Print every record below exactly as written.

### Data entries

•••

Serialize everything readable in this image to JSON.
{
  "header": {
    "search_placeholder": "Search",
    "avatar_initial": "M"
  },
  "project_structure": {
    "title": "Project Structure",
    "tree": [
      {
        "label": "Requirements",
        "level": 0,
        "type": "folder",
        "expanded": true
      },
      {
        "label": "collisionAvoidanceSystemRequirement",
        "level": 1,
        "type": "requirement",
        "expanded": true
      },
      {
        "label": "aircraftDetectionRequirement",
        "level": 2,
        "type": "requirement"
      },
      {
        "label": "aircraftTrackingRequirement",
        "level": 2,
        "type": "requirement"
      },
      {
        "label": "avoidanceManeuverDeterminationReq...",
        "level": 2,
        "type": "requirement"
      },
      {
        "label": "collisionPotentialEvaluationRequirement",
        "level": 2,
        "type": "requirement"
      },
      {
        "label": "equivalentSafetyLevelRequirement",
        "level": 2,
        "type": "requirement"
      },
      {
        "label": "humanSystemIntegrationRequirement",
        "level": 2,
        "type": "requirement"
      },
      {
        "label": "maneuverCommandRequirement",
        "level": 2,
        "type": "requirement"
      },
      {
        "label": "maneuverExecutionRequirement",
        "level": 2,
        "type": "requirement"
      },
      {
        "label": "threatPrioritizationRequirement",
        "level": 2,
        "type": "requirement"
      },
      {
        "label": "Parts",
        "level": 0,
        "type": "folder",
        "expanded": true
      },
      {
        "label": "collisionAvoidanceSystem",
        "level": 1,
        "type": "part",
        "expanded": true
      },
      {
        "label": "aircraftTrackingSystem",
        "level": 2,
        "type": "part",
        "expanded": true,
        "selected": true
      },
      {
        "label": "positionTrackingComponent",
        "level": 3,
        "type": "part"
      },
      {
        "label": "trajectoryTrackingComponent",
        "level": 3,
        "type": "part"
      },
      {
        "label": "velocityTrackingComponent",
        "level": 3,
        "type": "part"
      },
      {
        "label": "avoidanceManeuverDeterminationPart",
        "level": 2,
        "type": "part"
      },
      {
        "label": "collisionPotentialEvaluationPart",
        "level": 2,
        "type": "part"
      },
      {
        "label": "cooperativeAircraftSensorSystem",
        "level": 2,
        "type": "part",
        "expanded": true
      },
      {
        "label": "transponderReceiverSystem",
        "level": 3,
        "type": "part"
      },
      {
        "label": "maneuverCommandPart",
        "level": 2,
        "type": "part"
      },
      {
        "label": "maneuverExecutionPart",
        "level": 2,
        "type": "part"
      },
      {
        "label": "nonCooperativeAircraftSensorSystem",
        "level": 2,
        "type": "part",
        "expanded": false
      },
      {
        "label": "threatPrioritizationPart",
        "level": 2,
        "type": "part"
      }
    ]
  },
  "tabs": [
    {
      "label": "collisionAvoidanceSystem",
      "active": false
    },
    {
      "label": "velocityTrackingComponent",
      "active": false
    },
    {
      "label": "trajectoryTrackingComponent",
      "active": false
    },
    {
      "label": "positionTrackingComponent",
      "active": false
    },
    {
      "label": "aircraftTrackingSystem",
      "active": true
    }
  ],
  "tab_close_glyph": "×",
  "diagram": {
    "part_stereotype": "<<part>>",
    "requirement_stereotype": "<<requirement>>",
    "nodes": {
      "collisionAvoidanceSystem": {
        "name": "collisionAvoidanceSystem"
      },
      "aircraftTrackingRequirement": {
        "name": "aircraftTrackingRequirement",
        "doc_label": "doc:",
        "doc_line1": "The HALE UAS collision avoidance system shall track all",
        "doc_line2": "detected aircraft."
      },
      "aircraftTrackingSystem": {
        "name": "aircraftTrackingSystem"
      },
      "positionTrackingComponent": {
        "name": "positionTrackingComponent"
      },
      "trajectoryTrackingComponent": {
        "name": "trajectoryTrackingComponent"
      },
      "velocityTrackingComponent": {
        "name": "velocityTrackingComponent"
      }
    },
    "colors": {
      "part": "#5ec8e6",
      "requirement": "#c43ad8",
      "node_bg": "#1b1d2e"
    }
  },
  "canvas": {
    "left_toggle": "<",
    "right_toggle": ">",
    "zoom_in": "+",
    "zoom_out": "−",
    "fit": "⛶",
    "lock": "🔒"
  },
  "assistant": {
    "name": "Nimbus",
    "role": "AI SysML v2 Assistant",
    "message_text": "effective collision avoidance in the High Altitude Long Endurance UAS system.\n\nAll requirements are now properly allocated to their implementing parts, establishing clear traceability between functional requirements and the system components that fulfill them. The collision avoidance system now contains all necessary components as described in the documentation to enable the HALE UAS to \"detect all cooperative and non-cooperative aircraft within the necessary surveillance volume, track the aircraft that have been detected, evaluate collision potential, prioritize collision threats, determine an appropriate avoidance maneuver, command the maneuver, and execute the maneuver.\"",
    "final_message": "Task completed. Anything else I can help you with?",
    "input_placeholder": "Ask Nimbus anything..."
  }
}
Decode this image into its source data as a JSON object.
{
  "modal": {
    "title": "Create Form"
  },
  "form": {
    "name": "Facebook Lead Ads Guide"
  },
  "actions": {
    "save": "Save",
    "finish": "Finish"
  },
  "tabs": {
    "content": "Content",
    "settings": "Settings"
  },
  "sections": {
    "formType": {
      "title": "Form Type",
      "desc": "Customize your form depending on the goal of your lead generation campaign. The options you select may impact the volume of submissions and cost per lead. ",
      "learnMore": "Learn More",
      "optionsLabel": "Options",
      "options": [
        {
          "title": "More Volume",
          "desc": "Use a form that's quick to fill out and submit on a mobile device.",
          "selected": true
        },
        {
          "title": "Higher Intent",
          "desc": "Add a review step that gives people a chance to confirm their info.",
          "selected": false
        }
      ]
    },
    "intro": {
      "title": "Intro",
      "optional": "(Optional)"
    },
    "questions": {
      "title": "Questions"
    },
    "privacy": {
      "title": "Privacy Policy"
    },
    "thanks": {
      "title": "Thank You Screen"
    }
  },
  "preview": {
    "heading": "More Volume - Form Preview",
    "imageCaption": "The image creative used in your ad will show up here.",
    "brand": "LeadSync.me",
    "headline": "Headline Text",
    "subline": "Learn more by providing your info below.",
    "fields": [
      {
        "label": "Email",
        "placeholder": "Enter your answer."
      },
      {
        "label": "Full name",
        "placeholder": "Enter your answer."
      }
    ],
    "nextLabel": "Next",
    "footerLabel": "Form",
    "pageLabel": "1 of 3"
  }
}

•••

### Exercise output
Serialize everything readable in this image to JSON.
{
  "header": {
    "search_placeholder": "Search",
    "avatar_initial": "M"
  },
  "project_structure": {
    "title": "Project Structure",
    "tree": [
      {
        "label": "Requirements",
        "level": 0,
        "type": "folder",
        "expanded": true
      },
      {
        "label": "collisionAvoidanceSystemRequirement",
        "level": 1,
        "type": "requirement",
        "expanded": true
      },
      {
        "label": "aircraftDetectionRequirement",
        "level": 2,
        "type": "requirement"
      },
      {
        "label": "aircraftTrackingRequirement",
        "level": 2,
        "type": "requirement"
      },
      {
        "label": "avoidanceManeuverDeterminationReq...",
        "level": 2,
        "type": "requirement"
      },
      {
        "label": "collisionPotentialEvaluationRequirement",
        "level": 2,
        "type": "requirement"
      },
      {
        "label": "equivalentSafetyLevelRequirement",
        "level": 2,
        "type": "requirement"
      },
      {
        "label": "humanSystemIntegrationRequirement",
        "level": 2,
        "type": "requirement"
      },
      {
        "label": "maneuverCommandRequirement",
        "level": 2,
        "type": "requirement"
      },
      {
        "label": "maneuverExecutionRequirement",
        "level": 2,
        "type": "requirement"
      },
      {
        "label": "threatPrioritizationRequirement",
        "level": 2,
        "type": "requirement"
      },
      {
        "label": "Parts",
        "level": 0,
        "type": "folder",
        "expanded": true
      },
      {
        "label": "collisionAvoidanceSystem",
        "level": 1,
        "type": "part",
        "expanded": true
      },
      {
        "label": "aircraftTrackingSystem",
        "level": 2,
        "type": "part",
        "expanded": true,
        "selected": true
      },
      {
        "label": "positionTrackingComponent",
        "level": 3,
        "type": "part"
      },
      {
        "label": "trajectoryTrackingComponent",
        "level": 3,
        "type": "part"
      },
      {
        "label": "velocityTrackingComponent",
        "level": 3,
        "type": "part"
      },
      {
        "label": "avoidanceManeuverDeterminationPart",
        "level": 2,
        "type": "part"
      },
      {
        "label": "collisionPotentialEvaluationPart",
        "level": 2,
        "type": "part"
      },
      {
        "label": "cooperativeAircraftSensorSystem",
        "level": 2,
        "type": "part",
        "expanded": true
      },
      {
        "label": "transponderReceiverSystem",
        "level": 3,
        "type": "part"
      },
      {
        "label": "maneuverCommandPart",
        "level": 2,
        "type": "part"
      },
      {
        "label": "maneuverExecutionPart",
        "level": 2,
        "type": "part"
      },
      {
        "label": "nonCooperativeAircraftSensorSystem",
        "level": 2,
        "type": "part",
        "expanded": false
      },
      {
        "label": "threatPrioritizationPart",
        "level": 2,
        "type": "part"
      }
    ]
  },
  "tabs": [
    {
      "label": "collisionAvoidanceSystem",
      "active": false
    },
    {
      "label": "velocityTrackingComponent",
      "active": false
    },
    {
      "label": "trajectoryTrackingComponent",
      "active": false
    },
    {
      "label": "positionTrackingComponent",
      "active": false
    },
    {
      "label": "aircraftTrackingSystem",
      "active": true
    }
  ],
  "tab_close_glyph": "×",
  "diagram": {
    "part_stereotype": "<<part>>",
    "requirement_stereotype": "<<requirement>>",
    "nodes": {
      "collisionAvoidanceSystem": {
        "name": "collisionAvoidanceSystem"
      },
      "aircraftTrackingRequirement": {
        "name": "aircraftTrackingRequirement",
        "doc_label": "doc:",
        "doc_line1": "The HALE UAS collision avoidance system shall track all",
        "doc_line2": "detected aircraft."
      },
      "aircraftTrackingSystem": {
        "name": "aircraftTrackingSystem"
      },
      "positionTrackingComponent": {
        "name": "positionTrackingComponent"
      },
      "trajectoryTrackingComponent": {
        "name": "trajectoryTrackingComponent"
      },
      "velocityTrackingComponent": {
        "name": "velocityTrackingComponent"
      }
    },
    "colors": {
      "part": "#5ec8e6",
      "requirement": "#c43ad8",
      "node_bg": "#1b1d2e"
    }
  },
  "canvas": {
    "left_toggle": "<",
    "right_toggle": ">",
    "zoom_in": "+",
    "zoom_out": "−",
    "fit": "⛶",
    "lock": "🔒"
  },
  "assistant": {
    "name": "Nimbus",
    "role": "AI SysML v2 Assistant",
    "message_text": "effective collision avoidance in the High Altitude Long Endurance UAS system.\n\nAll requirements are now properly allocated to their implementing parts, establishing clear traceability between functional requirements and the system components that fulfill them. The collision avoidance system now contains all necessary components as described in the documentation to enable the HALE UAS to \"detect all cooperative and non-cooperative aircraft within the necessary surveillance volume, track the aircraft that have been detected, evaluate collision potential, prioritize collision threats, determine an appropriate avoidance maneuver, command the maneuver, and execute the maneuver.\"",
    "final_message": "Task completed. Anything else I can help you with?",
    "input_placeholder": "Ask Nimbus anything..."
  }
}
Decode this image into its source data as a JSON object.
{
  "modal": {
    "title": "Create Form"
  },
  "form": {
    "name": "Facebook Lead Ads Guide"
  },
  "actions": {
    "save": "Save",
    "finish": "Finish"
  },
  "tabs": {
    "content": "Content",
    "settings": "Settings"
  },
  "sections": {
    "formType": {
      "title": "Form Type",
      "desc": "Customize your form depending on the goal of your lead generation campaign. The options you select may impact the volume of submissions and cost per lead. ",
      "learnMore": "Learn More",
      "optionsLabel": "Options",
      "options": [
        {
          "title": "More Volume",
          "desc": "Use a form that's quick to fill out and submit on a mobile device.",
          "selected": true
        },
        {
          "title": "Higher Intent",
          "desc": "Add a review step that gives people a chance to confirm their info.",
          "selected": false
        }
      ]
    },
    "intro": {
      "title": "Intro",
      "optional": "(Optional)"
    },
    "questions": {
      "title": "Questions"
    },
    "privacy": {
      "title": "Privacy Policy"
    },
    "thanks": {
      "title": "Thank You Screen"
    }
  },
  "preview": {
    "heading": "More Volume - Form Preview",
    "imageCaption": "The image creative used in your ad will show up here.",
    "brand": "LeadSync.me",
    "headline": "Headline Text",
    "subline": "Learn more by providing your info below.",
    "fields": [
      {
        "label": "Email",
        "placeholder": "Enter your answer."
      },
      {
        "label": "Full name",
        "placeholder": "Enter your answer."
      }
    ],
    "nextLabel": "Next",
    "footerLabel": "Form",
    "pageLabel": "1 of 3"
  }
}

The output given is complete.